# Gestellte Aufgabe
Kannst du die folgenden Daten Zeile für Zeile unverändert abschreiben und dabei die Bilder weglassen?

# Bereitgestellte Daten
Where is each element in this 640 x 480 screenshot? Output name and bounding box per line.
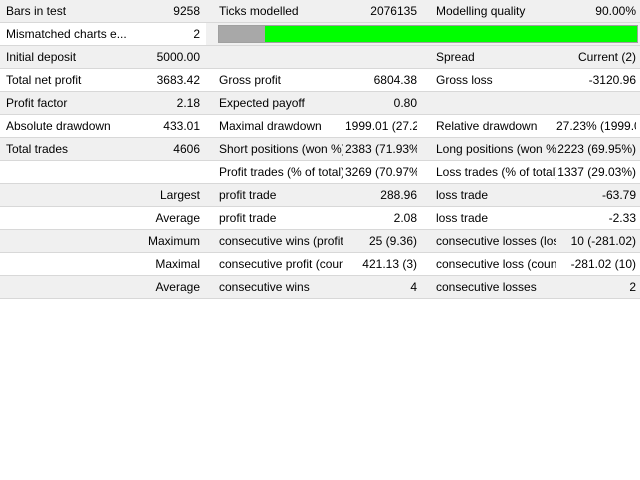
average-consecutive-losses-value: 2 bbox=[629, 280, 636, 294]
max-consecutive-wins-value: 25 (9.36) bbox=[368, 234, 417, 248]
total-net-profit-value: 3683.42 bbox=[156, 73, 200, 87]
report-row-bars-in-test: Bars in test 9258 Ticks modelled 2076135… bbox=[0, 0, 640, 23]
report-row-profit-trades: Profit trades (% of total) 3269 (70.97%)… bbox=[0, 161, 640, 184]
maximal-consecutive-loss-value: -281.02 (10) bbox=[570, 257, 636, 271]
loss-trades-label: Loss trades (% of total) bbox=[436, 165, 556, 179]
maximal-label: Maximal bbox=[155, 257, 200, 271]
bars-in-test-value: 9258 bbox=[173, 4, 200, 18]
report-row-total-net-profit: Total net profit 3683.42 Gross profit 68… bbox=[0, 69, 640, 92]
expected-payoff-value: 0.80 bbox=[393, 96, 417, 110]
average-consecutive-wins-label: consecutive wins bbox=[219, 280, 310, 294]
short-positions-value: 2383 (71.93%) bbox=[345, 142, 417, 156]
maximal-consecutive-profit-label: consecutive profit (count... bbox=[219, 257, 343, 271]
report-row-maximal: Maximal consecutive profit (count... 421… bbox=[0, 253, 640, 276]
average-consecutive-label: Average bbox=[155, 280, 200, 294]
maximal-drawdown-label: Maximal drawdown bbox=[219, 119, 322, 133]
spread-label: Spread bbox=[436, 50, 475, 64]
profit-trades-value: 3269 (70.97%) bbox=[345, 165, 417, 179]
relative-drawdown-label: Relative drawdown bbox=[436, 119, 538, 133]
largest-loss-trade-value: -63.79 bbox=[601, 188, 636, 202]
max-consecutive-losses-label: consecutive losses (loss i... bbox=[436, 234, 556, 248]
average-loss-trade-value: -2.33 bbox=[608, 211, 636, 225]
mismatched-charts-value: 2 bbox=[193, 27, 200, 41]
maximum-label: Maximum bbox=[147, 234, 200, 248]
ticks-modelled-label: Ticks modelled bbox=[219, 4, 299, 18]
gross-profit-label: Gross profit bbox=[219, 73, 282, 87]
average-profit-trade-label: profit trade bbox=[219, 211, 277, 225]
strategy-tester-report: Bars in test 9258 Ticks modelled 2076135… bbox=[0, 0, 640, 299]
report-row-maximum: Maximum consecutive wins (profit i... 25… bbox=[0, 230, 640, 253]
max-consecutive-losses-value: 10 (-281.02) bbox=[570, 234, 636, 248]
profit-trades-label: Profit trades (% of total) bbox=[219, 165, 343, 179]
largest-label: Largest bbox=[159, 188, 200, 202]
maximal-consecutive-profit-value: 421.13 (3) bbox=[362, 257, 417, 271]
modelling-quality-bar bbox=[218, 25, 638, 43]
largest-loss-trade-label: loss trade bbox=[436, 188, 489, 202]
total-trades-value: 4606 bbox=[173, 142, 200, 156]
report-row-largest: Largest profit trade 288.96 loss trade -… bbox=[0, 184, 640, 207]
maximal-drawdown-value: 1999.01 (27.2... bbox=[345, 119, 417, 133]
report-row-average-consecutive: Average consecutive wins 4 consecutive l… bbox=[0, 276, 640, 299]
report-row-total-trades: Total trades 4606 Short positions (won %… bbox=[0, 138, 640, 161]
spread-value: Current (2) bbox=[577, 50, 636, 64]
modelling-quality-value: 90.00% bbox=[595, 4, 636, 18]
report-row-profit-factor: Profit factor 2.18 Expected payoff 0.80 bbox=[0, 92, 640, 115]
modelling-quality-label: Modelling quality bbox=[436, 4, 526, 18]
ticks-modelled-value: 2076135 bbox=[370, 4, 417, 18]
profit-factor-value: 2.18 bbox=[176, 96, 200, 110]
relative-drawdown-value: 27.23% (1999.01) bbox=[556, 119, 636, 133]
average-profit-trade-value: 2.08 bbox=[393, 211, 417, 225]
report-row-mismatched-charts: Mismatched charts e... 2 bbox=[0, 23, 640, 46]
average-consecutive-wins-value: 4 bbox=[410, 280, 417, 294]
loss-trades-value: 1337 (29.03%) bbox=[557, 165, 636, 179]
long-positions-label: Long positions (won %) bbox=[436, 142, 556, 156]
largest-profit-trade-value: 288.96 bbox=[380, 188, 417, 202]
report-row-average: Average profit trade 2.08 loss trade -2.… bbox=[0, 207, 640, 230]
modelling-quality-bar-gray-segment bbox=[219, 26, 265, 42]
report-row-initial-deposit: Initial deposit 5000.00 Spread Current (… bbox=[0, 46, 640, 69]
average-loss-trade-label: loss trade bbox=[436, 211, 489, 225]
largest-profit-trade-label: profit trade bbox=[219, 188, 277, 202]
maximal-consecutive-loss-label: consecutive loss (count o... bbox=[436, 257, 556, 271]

# Endgültige Antwort
Where is each element in this 640 x 480 screenshot? Output name and bounding box per line.
average-consecutive-losses-value: 2 bbox=[629, 280, 636, 294]
max-consecutive-wins-value: 25 (9.36) bbox=[368, 234, 417, 248]
total-net-profit-value: 3683.42 bbox=[156, 73, 200, 87]
report-row-bars-in-test: Bars in test 9258 Ticks modelled 2076135… bbox=[0, 0, 640, 23]
report-row-profit-trades: Profit trades (% of total) 3269 (70.97%)… bbox=[0, 161, 640, 184]
maximal-consecutive-loss-value: -281.02 (10) bbox=[570, 257, 636, 271]
loss-trades-label: Loss trades (% of total) bbox=[436, 165, 556, 179]
maximal-label: Maximal bbox=[155, 257, 200, 271]
bars-in-test-value: 9258 bbox=[173, 4, 200, 18]
report-row-total-net-profit: Total net profit 3683.42 Gross profit 68… bbox=[0, 69, 640, 92]
expected-payoff-value: 0.80 bbox=[393, 96, 417, 110]
average-consecutive-wins-label: consecutive wins bbox=[219, 280, 310, 294]
short-positions-value: 2383 (71.93%) bbox=[345, 142, 417, 156]
maximal-consecutive-profit-label: consecutive profit (count... bbox=[219, 257, 343, 271]
report-row-maximal: Maximal consecutive profit (count... 421… bbox=[0, 253, 640, 276]
average-consecutive-label: Average bbox=[155, 280, 200, 294]
maximal-drawdown-label: Maximal drawdown bbox=[219, 119, 322, 133]
spread-label: Spread bbox=[436, 50, 475, 64]
profit-trades-value: 3269 (70.97%) bbox=[345, 165, 417, 179]
relative-drawdown-label: Relative drawdown bbox=[436, 119, 538, 133]
largest-loss-trade-value: -63.79 bbox=[601, 188, 636, 202]
max-consecutive-losses-label: consecutive losses (loss i... bbox=[436, 234, 556, 248]
average-loss-trade-value: -2.33 bbox=[608, 211, 636, 225]
mismatched-charts-value: 2 bbox=[193, 27, 200, 41]
maximum-label: Maximum bbox=[147, 234, 200, 248]
ticks-modelled-label: Ticks modelled bbox=[219, 4, 299, 18]
gross-profit-label: Gross profit bbox=[219, 73, 282, 87]
average-profit-trade-label: profit trade bbox=[219, 211, 277, 225]
strategy-tester-report: Bars in test 9258 Ticks modelled 2076135… bbox=[0, 0, 640, 299]
report-row-maximum: Maximum consecutive wins (profit i... 25… bbox=[0, 230, 640, 253]
max-consecutive-losses-value: 10 (-281.02) bbox=[570, 234, 636, 248]
profit-trades-label: Profit trades (% of total) bbox=[219, 165, 343, 179]
largest-label: Largest bbox=[159, 188, 200, 202]
maximal-consecutive-profit-value: 421.13 (3) bbox=[362, 257, 417, 271]
modelling-quality-bar bbox=[218, 25, 638, 43]
largest-loss-trade-label: loss trade bbox=[436, 188, 489, 202]
total-trades-value: 4606 bbox=[173, 142, 200, 156]
report-row-largest: Largest profit trade 288.96 loss trade -… bbox=[0, 184, 640, 207]
maximal-drawdown-value: 1999.01 (27.2... bbox=[345, 119, 417, 133]
report-row-average-consecutive: Average consecutive wins 4 consecutive l… bbox=[0, 276, 640, 299]
report-row-total-trades: Total trades 4606 Short positions (won %… bbox=[0, 138, 640, 161]
spread-value: Current (2) bbox=[577, 50, 636, 64]
modelling-quality-value: 90.00% bbox=[595, 4, 636, 18]
report-row-profit-factor: Profit factor 2.18 Expected payoff 0.80 bbox=[0, 92, 640, 115]
modelling-quality-label: Modelling quality bbox=[436, 4, 526, 18]
ticks-modelled-value: 2076135 bbox=[370, 4, 417, 18]
profit-factor-value: 2.18 bbox=[176, 96, 200, 110]
relative-drawdown-value: 27.23% (1999.01) bbox=[556, 119, 636, 133]
average-profit-trade-value: 2.08 bbox=[393, 211, 417, 225]
report-row-mismatched-charts: Mismatched charts e... 2 bbox=[0, 23, 640, 46]
average-consecutive-wins-value: 4 bbox=[410, 280, 417, 294]
loss-trades-value: 1337 (29.03%) bbox=[557, 165, 636, 179]
long-positions-label: Long positions (won %) bbox=[436, 142, 556, 156]
largest-profit-trade-value: 288.96 bbox=[380, 188, 417, 202]
report-row-average: Average profit trade 2.08 loss trade -2.… bbox=[0, 207, 640, 230]
modelling-quality-bar-gray-segment bbox=[219, 26, 265, 42]
report-row-initial-deposit: Initial deposit 5000.00 Spread Current (… bbox=[0, 46, 640, 69]
average-loss-trade-label: loss trade bbox=[436, 211, 489, 225]
largest-profit-trade-label: profit trade bbox=[219, 188, 277, 202]
maximal-consecutive-loss-label: consecutive loss (count o... bbox=[436, 257, 556, 271]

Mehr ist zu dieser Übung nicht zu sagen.